■ **EXERCISE INPUTS**:
+++

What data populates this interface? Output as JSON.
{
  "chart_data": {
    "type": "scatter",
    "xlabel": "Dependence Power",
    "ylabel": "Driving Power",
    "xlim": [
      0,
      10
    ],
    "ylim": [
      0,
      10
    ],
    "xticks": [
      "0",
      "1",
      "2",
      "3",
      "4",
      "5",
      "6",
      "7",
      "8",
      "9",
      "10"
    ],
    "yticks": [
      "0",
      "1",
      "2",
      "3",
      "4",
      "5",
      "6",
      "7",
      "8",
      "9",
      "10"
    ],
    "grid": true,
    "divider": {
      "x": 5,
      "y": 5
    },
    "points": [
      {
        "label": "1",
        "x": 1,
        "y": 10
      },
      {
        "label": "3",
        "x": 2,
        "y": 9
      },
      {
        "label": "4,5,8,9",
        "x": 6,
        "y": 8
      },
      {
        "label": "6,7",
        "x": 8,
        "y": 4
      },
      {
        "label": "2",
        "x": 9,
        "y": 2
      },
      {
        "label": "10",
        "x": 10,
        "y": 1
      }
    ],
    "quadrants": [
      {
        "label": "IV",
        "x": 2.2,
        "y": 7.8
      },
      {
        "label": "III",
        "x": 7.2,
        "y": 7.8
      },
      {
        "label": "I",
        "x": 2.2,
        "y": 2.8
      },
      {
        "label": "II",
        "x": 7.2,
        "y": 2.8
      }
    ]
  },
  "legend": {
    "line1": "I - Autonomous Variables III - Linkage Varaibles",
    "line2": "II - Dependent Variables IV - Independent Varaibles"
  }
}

+++

■ **SET EXERCISE**: Write only the number of lines in the records that include the word "Varaibles".

■ **IN RESPONSE**: 2